● WHAT IS REQUIRED
Locate and copy each line in the data that contains the word "corresponde".

---------- ENTRIES SHOWN ----------

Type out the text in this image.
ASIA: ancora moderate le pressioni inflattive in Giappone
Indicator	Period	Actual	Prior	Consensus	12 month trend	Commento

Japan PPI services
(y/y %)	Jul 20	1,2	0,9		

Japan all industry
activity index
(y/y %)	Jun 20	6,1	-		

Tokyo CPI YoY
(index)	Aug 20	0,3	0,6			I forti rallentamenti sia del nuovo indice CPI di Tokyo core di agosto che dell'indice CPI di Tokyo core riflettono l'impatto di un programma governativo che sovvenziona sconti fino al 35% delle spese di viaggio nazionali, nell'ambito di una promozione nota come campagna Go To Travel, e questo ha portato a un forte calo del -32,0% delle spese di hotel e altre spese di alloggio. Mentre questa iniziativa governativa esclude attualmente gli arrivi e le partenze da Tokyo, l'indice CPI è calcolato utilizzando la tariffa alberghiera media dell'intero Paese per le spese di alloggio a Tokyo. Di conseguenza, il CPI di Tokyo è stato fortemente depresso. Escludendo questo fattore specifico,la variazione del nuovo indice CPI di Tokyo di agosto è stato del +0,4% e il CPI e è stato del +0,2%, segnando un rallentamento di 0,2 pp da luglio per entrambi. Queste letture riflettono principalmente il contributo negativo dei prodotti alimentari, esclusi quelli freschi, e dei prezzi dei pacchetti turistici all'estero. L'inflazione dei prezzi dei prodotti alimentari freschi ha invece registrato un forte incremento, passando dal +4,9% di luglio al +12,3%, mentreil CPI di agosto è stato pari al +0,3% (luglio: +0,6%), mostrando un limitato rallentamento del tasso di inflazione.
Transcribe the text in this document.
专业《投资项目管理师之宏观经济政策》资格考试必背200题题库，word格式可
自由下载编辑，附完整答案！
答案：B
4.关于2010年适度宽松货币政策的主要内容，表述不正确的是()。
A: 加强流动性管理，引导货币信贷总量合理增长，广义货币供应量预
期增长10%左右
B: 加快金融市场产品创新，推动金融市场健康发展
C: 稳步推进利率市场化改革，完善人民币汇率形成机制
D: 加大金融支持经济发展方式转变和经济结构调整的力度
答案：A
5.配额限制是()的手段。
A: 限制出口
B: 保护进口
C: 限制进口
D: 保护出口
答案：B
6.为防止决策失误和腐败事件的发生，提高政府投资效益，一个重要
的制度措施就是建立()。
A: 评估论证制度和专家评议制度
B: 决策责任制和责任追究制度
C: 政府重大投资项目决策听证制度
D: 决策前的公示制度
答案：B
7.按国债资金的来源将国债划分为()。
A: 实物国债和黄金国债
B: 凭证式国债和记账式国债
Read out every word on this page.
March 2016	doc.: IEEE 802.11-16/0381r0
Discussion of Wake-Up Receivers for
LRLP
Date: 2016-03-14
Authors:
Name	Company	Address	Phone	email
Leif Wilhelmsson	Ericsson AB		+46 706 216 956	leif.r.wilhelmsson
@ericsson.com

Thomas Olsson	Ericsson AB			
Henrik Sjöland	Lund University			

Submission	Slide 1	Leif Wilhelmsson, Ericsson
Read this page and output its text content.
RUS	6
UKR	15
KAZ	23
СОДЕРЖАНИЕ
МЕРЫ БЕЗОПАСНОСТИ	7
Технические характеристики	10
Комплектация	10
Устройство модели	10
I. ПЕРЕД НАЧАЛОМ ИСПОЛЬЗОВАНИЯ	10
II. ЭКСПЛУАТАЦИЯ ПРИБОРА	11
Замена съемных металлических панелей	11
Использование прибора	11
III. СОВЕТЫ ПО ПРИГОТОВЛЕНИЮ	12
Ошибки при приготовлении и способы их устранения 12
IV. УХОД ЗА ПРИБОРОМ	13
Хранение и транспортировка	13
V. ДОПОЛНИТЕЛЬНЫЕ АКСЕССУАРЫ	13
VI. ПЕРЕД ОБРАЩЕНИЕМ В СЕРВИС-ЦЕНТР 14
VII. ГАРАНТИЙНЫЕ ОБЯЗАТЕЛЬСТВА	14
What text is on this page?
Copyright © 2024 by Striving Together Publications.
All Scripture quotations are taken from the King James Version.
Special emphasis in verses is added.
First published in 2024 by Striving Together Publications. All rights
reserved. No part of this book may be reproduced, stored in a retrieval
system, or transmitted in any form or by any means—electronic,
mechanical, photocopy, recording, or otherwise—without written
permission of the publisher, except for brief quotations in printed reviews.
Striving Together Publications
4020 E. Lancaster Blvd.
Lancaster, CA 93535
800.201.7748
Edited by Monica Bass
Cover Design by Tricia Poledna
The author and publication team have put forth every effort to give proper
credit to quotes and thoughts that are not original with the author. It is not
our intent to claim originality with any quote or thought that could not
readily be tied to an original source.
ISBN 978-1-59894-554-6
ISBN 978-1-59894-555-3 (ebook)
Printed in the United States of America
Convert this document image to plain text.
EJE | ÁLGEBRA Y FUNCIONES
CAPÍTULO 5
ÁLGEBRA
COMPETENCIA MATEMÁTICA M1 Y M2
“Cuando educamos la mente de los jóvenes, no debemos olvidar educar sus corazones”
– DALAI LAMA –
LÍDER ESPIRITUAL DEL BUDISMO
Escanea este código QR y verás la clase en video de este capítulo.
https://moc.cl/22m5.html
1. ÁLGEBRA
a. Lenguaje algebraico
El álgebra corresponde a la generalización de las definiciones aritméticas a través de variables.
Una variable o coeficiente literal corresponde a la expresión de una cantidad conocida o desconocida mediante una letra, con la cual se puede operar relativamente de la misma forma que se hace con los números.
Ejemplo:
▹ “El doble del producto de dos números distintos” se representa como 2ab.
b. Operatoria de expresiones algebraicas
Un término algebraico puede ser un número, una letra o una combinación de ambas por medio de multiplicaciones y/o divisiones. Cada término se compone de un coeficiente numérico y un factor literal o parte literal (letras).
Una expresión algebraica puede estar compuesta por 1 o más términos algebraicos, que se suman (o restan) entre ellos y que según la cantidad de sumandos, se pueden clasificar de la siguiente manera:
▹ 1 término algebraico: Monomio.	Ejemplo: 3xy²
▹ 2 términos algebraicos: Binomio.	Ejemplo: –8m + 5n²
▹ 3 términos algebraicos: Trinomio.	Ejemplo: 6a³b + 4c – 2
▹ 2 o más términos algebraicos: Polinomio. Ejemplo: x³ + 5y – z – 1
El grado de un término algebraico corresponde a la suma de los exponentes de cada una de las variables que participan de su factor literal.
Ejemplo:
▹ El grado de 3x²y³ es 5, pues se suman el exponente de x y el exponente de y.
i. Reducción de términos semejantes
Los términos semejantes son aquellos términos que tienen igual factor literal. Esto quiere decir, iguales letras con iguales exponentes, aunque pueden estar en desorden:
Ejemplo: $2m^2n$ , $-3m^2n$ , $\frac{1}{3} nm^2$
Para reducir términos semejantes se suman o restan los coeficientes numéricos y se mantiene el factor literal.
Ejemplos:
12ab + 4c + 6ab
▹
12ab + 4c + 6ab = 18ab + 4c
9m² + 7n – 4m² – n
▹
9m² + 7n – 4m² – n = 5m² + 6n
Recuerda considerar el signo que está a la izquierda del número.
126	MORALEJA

----------

● TASK RESPONSE
El álgebra corresponde a la generalización de las definiciones aritméticas a través de variables.
Una variable o coeficiente literal corresponde a la expresión de una cantidad conocida o desconocida mediante una letra, con la cual se puede operar relativamente de la misma forma que se hace con los números.
El grado de un término algebraico corresponde a la suma de los exponentes de cada una de las variables que participan de su factor literal.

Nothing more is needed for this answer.